* Begin Data for processing *

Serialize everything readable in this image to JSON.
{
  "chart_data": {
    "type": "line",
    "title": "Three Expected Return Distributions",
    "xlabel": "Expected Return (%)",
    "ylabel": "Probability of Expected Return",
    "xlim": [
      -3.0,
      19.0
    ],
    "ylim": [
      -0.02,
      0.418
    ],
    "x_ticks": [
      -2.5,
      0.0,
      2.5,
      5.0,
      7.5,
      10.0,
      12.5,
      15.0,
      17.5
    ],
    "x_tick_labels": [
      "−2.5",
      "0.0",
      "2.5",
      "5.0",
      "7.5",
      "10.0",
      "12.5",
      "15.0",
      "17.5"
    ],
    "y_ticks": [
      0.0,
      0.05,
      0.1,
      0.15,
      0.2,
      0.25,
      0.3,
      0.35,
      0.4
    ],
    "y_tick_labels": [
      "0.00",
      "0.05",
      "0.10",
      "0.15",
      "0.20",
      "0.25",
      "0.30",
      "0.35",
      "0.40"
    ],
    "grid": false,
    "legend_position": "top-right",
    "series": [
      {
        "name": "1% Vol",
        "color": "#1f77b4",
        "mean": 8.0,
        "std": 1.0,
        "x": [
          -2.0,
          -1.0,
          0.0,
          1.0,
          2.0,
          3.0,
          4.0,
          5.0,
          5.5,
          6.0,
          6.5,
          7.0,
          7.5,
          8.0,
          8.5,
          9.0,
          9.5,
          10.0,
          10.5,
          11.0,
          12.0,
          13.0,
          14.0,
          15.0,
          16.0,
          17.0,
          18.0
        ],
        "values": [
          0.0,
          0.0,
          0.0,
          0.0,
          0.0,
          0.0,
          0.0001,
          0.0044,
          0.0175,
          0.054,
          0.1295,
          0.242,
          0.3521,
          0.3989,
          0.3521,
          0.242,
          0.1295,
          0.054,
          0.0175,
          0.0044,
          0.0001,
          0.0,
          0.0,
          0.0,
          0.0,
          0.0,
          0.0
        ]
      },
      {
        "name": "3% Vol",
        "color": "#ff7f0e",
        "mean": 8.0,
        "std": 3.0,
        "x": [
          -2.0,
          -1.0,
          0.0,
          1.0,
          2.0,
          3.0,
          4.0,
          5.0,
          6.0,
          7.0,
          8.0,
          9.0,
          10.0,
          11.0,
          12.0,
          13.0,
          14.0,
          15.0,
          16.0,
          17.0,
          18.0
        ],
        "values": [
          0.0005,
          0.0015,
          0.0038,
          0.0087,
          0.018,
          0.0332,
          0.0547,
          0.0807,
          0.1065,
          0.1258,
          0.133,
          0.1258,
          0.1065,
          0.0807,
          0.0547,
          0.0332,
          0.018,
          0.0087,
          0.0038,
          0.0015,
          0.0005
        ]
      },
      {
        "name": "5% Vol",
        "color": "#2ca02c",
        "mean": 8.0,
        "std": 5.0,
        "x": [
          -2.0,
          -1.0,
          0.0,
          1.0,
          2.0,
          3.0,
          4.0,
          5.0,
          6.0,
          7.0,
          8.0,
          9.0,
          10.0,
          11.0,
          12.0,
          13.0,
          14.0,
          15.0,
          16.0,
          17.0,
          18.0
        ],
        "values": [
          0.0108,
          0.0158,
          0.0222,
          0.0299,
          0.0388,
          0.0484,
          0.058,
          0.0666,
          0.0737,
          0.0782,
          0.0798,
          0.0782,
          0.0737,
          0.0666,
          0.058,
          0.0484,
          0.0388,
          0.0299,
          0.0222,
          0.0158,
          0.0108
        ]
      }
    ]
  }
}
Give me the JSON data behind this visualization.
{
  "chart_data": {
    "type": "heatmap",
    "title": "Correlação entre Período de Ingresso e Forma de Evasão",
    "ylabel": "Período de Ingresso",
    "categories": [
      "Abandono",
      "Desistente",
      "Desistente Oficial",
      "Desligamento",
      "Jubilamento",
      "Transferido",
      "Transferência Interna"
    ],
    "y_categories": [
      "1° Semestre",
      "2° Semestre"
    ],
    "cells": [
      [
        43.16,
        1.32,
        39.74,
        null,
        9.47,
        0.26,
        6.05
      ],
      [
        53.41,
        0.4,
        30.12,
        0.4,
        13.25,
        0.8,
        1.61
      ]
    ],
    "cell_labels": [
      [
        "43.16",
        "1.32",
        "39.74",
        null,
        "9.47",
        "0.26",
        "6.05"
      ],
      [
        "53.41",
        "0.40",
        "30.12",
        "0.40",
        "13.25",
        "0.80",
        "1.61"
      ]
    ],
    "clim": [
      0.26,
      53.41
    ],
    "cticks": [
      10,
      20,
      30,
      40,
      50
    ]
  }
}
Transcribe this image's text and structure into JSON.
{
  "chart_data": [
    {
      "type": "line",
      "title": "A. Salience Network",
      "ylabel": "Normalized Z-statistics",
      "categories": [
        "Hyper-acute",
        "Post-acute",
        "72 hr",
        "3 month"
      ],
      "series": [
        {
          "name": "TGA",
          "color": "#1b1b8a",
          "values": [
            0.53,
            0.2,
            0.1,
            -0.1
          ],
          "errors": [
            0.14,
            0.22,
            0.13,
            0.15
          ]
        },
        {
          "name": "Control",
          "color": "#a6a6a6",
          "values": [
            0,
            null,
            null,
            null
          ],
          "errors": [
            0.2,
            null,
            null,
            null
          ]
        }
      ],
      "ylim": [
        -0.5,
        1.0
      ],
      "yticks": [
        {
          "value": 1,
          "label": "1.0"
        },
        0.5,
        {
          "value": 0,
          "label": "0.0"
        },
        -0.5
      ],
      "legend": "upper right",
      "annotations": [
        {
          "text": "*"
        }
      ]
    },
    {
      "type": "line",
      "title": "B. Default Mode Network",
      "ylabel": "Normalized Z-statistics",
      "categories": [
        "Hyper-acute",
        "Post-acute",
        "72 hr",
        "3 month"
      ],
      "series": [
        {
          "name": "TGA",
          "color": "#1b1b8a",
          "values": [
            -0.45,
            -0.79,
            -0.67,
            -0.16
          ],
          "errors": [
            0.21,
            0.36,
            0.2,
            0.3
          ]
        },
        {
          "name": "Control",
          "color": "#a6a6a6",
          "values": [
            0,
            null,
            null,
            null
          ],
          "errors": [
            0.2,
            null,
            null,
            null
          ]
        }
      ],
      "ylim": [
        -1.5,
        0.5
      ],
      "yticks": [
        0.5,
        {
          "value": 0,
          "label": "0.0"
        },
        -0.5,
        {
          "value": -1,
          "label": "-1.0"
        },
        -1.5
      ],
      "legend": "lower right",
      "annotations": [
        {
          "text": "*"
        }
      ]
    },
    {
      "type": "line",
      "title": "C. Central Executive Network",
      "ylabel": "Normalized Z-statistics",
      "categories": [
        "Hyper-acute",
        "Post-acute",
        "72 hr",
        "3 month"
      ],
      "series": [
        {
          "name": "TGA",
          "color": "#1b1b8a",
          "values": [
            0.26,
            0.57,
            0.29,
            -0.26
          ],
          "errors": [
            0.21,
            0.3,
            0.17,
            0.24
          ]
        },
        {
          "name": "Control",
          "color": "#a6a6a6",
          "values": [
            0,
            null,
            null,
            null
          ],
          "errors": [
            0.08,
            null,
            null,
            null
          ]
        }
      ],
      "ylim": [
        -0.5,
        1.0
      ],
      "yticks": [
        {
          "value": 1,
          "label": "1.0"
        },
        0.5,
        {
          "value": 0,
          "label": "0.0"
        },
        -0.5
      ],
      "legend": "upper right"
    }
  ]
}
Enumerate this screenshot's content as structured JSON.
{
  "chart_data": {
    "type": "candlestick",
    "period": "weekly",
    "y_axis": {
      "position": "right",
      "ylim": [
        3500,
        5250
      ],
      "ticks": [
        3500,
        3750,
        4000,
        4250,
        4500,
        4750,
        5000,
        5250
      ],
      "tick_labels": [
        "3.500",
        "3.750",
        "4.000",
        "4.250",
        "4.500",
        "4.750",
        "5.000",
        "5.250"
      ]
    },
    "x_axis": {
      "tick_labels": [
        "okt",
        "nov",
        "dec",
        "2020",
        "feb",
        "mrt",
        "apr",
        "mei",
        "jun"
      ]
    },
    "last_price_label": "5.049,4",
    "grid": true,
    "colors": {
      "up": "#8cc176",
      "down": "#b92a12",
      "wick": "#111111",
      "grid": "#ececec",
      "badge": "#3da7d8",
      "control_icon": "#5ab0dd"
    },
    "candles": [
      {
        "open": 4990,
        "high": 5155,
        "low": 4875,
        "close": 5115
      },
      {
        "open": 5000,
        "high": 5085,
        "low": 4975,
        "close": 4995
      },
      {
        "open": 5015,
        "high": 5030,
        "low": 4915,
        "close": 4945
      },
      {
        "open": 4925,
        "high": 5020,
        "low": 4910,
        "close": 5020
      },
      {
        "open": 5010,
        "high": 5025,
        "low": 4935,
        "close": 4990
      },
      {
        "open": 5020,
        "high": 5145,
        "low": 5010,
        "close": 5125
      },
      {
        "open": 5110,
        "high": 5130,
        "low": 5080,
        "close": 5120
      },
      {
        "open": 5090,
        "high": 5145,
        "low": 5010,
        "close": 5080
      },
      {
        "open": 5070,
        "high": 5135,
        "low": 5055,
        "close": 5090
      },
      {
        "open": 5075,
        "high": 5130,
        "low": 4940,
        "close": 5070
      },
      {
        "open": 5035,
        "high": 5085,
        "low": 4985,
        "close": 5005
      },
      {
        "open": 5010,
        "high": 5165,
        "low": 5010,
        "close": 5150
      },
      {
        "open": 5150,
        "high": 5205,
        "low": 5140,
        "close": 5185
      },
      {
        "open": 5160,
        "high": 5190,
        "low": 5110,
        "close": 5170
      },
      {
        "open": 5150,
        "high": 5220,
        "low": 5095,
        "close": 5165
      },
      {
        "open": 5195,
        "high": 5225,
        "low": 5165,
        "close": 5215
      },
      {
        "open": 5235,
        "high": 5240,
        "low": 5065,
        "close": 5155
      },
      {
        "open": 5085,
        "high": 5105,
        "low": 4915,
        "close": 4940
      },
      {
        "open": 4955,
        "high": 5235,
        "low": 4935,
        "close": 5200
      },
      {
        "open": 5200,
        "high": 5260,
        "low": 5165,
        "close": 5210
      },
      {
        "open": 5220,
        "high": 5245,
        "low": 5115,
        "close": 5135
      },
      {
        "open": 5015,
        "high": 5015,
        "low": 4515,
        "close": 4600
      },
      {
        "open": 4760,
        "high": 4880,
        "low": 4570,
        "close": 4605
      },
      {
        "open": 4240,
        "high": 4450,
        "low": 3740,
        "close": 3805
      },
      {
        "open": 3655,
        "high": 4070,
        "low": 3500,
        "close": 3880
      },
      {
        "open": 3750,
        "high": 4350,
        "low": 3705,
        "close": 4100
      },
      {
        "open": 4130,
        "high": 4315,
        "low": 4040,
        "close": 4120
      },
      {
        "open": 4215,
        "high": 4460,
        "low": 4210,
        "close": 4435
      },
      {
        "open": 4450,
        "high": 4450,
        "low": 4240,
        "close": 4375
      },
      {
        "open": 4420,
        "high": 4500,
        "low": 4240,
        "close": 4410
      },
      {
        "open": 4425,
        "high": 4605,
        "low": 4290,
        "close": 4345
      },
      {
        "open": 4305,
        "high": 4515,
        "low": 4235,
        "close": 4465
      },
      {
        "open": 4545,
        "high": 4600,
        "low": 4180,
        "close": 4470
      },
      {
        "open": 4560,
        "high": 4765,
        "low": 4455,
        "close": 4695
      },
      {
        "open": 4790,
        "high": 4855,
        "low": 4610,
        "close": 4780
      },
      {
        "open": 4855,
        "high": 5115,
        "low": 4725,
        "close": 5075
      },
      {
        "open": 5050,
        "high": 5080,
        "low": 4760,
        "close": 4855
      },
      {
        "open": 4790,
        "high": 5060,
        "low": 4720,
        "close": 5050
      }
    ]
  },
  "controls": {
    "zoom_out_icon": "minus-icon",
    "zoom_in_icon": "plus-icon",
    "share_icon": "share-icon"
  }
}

* End Data for processing *

Exercise requirements
Say how many lines of the data hold the string "JSON". Reply with the number alone.

Result
4